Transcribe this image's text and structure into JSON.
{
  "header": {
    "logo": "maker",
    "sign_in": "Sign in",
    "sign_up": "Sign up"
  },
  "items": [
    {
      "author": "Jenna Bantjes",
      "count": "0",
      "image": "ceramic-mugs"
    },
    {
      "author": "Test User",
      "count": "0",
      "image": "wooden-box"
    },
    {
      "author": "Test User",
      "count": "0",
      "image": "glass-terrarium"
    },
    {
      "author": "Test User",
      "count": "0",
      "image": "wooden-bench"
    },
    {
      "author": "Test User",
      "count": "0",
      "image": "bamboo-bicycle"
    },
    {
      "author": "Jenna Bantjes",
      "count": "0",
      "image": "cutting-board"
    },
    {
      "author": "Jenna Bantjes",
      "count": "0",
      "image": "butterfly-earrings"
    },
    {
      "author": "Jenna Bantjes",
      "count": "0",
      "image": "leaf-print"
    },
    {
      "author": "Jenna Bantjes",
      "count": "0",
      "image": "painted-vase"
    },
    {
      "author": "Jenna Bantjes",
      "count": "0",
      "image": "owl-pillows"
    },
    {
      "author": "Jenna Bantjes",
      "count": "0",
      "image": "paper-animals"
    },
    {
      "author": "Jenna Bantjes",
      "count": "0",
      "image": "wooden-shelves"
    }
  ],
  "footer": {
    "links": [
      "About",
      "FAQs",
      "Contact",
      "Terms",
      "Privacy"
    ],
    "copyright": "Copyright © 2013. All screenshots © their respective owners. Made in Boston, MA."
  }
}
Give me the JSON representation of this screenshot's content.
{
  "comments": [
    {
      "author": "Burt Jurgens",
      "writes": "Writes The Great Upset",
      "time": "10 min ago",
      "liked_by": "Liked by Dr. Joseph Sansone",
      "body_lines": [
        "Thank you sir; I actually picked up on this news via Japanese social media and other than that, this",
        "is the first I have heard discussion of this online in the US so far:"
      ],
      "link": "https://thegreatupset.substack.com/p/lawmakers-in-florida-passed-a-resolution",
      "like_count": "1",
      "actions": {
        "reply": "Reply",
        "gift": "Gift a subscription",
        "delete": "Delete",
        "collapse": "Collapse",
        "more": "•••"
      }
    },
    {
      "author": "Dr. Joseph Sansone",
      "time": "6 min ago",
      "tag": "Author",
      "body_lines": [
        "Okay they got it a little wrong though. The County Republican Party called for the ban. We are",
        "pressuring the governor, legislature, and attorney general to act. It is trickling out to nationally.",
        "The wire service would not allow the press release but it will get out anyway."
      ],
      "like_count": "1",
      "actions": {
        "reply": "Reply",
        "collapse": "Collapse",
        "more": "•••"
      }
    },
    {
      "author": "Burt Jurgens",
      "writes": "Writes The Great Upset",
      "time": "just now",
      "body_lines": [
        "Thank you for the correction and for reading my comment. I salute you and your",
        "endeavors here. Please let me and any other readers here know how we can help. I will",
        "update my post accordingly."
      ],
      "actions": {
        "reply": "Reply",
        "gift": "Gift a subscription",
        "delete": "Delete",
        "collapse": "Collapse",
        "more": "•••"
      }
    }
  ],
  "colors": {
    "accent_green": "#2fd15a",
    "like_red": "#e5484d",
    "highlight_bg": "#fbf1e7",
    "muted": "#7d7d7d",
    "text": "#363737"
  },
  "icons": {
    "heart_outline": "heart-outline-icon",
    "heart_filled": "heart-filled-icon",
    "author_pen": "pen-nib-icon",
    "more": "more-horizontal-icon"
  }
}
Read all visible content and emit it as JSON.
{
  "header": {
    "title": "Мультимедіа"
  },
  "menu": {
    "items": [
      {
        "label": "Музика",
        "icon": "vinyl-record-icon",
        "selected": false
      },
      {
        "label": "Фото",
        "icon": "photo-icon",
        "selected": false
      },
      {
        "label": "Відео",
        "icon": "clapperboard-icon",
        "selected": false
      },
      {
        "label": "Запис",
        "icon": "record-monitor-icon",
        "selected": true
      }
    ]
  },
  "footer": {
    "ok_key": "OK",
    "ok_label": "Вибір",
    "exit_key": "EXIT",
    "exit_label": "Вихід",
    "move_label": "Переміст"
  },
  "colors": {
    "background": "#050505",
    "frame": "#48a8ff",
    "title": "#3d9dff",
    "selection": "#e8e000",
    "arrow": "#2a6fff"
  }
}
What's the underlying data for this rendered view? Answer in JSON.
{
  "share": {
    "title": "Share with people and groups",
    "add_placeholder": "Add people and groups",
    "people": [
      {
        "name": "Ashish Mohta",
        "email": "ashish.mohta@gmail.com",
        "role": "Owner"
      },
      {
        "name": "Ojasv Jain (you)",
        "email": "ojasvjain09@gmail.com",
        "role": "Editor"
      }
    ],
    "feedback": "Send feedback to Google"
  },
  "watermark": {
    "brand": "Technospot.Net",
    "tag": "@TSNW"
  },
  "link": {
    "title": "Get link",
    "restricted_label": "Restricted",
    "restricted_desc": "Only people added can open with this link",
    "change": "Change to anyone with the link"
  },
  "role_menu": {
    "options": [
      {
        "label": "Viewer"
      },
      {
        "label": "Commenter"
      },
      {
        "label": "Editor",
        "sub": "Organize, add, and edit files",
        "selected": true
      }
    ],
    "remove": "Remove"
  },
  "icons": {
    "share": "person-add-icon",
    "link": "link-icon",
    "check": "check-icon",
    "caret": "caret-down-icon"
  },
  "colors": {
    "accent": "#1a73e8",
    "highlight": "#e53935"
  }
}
+-------+
→ **Aim**
All of the entries should be written out again exactly.

→ **Written solution**
Transcribe this image's text and structure into JSON.
{
  "header": {
    "logo": "maker",
    "sign_in": "Sign in",
    "sign_up": "Sign up"
  },
  "items": [
    {
      "author": "Jenna Bantjes",
      "count": "0",
      "image": "ceramic-mugs"
    },
    {
      "author": "Test User",
      "count": "0",
      "image": "wooden-box"
    },
    {
      "author": "Test User",
      "count": "0",
      "image": "glass-terrarium"
    },
    {
      "author": "Test User",
      "count": "0",
      "image": "wooden-bench"
    },
    {
      "author": "Test User",
      "count": "0",
      "image": "bamboo-bicycle"
    },
    {
      "author": "Jenna Bantjes",
      "count": "0",
      "image": "cutting-board"
    },
    {
      "author": "Jenna Bantjes",
      "count": "0",
      "image": "butterfly-earrings"
    },
    {
      "author": "Jenna Bantjes",
      "count": "0",
      "image": "leaf-print"
    },
    {
      "author": "Jenna Bantjes",
      "count": "0",
      "image": "painted-vase"
    },
    {
      "author": "Jenna Bantjes",
      "count": "0",
      "image": "owl-pillows"
    },
    {
      "author": "Jenna Bantjes",
      "count": "0",
      "image": "paper-animals"
    },
    {
      "author": "Jenna Bantjes",
      "count": "0",
      "image": "wooden-shelves"
    }
  ],
  "footer": {
    "links": [
      "About",
      "FAQs",
      "Contact",
      "Terms",
      "Privacy"
    ],
    "copyright": "Copyright © 2013. All screenshots © their respective owners. Made in Boston, MA."
  }
}
Give me the JSON representation of this screenshot's content.
{
  "comments": [
    {
      "author": "Burt Jurgens",
      "writes": "Writes The Great Upset",
      "time": "10 min ago",
      "liked_by": "Liked by Dr. Joseph Sansone",
      "body_lines": [
        "Thank you sir; I actually picked up on this news via Japanese social media and other than that, this",
        "is the first I have heard discussion of this online in the US so far:"
      ],
      "link": "https://thegreatupset.substack.com/p/lawmakers-in-florida-passed-a-resolution",
      "like_count": "1",
      "actions": {
        "reply": "Reply",
        "gift": "Gift a subscription",
        "delete": "Delete",
        "collapse": "Collapse",
        "more": "•••"
      }
    },
    {
      "author": "Dr. Joseph Sansone",
      "time": "6 min ago",
      "tag": "Author",
      "body_lines": [
        "Okay they got it a little wrong though. The County Republican Party called for the ban. We are",
        "pressuring the governor, legislature, and attorney general to act. It is trickling out to nationally.",
        "The wire service would not allow the press release but it will get out anyway."
      ],
      "like_count": "1",
      "actions": {
        "reply": "Reply",
        "collapse": "Collapse",
        "more": "•••"
      }
    },
    {
      "author": "Burt Jurgens",
      "writes": "Writes The Great Upset",
      "time": "just now",
      "body_lines": [
        "Thank you for the correction and for reading my comment. I salute you and your",
        "endeavors here. Please let me and any other readers here know how we can help. I will",
        "update my post accordingly."
      ],
      "actions": {
        "reply": "Reply",
        "gift": "Gift a subscription",
        "delete": "Delete",
        "collapse": "Collapse",
        "more": "•••"
      }
    }
  ],
  "colors": {
    "accent_green": "#2fd15a",
    "like_red": "#e5484d",
    "highlight_bg": "#fbf1e7",
    "muted": "#7d7d7d",
    "text": "#363737"
  },
  "icons": {
    "heart_outline": "heart-outline-icon",
    "heart_filled": "heart-filled-icon",
    "author_pen": "pen-nib-icon",
    "more": "more-horizontal-icon"
  }
}
Read all visible content and emit it as JSON.
{
  "header": {
    "title": "Мультимедіа"
  },
  "menu": {
    "items": [
      {
        "label": "Музика",
        "icon": "vinyl-record-icon",
        "selected": false
      },
      {
        "label": "Фото",
        "icon": "photo-icon",
        "selected": false
      },
      {
        "label": "Відео",
        "icon": "clapperboard-icon",
        "selected": false
      },
      {
        "label": "Запис",
        "icon": "record-monitor-icon",
        "selected": true
      }
    ]
  },
  "footer": {
    "ok_key": "OK",
    "ok_label": "Вибір",
    "exit_key": "EXIT",
    "exit_label": "Вихід",
    "move_label": "Переміст"
  },
  "colors": {
    "background": "#050505",
    "frame": "#48a8ff",
    "title": "#3d9dff",
    "selection": "#e8e000",
    "arrow": "#2a6fff"
  }
}
What's the underlying data for this rendered view? Answer in JSON.
{
  "share": {
    "title": "Share with people and groups",
    "add_placeholder": "Add people and groups",
    "people": [
      {
        "name": "Ashish Mohta",
        "email": "ashish.mohta@gmail.com",
        "role": "Owner"
      },
      {
        "name": "Ojasv Jain (you)",
        "email": "ojasvjain09@gmail.com",
        "role": "Editor"
      }
    ],
    "feedback": "Send feedback to Google"
  },
  "watermark": {
    "brand": "Technospot.Net",
    "tag": "@TSNW"
  },
  "link": {
    "title": "Get link",
    "restricted_label": "Restricted",
    "restricted_desc": "Only people added can open with this link",
    "change": "Change to anyone with the link"
  },
  "role_menu": {
    "options": [
      {
        "label": "Viewer"
      },
      {
        "label": "Commenter"
      },
      {
        "label": "Editor",
        "sub": "Organize, add, and edit files",
        "selected": true
      }
    ],
    "remove": "Remove"
  },
  "icons": {
    "share": "person-add-icon",
    "link": "link-icon",
    "check": "check-icon",
    "caret": "caret-down-icon"
  },
  "colors": {
    "accent": "#1a73e8",
    "highlight": "#e53935"
  }
}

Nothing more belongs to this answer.